:: Data listing

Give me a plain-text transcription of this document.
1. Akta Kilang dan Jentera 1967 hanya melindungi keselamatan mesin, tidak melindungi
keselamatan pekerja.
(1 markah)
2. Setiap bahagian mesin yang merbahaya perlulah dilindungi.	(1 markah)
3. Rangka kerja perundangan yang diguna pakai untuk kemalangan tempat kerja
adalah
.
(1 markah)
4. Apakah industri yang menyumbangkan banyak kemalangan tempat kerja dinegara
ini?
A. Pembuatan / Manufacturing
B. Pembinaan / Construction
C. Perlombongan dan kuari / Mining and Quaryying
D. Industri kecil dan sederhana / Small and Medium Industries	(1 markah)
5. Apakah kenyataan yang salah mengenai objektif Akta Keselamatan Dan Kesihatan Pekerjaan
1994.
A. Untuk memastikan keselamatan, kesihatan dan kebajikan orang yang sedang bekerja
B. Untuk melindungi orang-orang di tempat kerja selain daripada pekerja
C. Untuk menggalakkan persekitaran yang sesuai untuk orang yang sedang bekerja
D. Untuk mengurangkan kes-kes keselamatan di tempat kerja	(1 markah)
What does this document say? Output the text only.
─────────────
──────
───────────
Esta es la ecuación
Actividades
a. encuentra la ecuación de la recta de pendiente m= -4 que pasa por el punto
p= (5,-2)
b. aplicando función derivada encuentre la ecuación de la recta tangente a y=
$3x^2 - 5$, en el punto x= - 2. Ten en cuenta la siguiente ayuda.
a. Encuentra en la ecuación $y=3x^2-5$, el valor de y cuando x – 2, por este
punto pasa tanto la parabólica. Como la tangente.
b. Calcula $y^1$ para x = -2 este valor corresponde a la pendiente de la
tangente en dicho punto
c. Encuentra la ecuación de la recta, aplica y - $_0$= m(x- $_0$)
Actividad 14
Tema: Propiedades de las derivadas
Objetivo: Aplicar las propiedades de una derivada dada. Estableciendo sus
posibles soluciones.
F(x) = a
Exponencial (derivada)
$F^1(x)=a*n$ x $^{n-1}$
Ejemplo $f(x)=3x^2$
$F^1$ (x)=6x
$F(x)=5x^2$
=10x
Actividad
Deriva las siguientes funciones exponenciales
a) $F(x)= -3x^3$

::::

Your goal => Beginning with the line that contains "What does this", repeat every line through the end of the records and nothing more.

Correct result =>
What does this document say? Output the text only.
─────────────
──────
───────────
Esta es la ecuación
Actividades
a. encuentra la ecuación de la recta de pendiente m= -4 que pasa por el punto
p= (5,-2)
b. aplicando función derivada encuentre la ecuación de la recta tangente a y=
$3x^2 - 5$, en el punto x= - 2. Ten en cuenta la siguiente ayuda.
a. Encuentra en la ecuación $y=3x^2-5$, el valor de y cuando x – 2, por este
punto pasa tanto la parabólica. Como la tangente.
b. Calcula $y^1$ para x = -2 este valor corresponde a la pendiente de la
tangente en dicho punto
c. Encuentra la ecuación de la recta, aplica y - $_0$= m(x- $_0$)
Actividad 14
Tema: Propiedades de las derivadas
Objetivo: Aplicar las propiedades de una derivada dada. Estableciendo sus
posibles soluciones.
F(x) = a
Exponencial (derivada)
$F^1(x)=a*n$ x $^{n-1}$
Ejemplo $f(x)=3x^2$
$F^1$ (x)=6x
$F(x)=5x^2$
=10x
Actividad
Deriva las siguientes funciones exponenciales
a) $F(x)= -3x^3$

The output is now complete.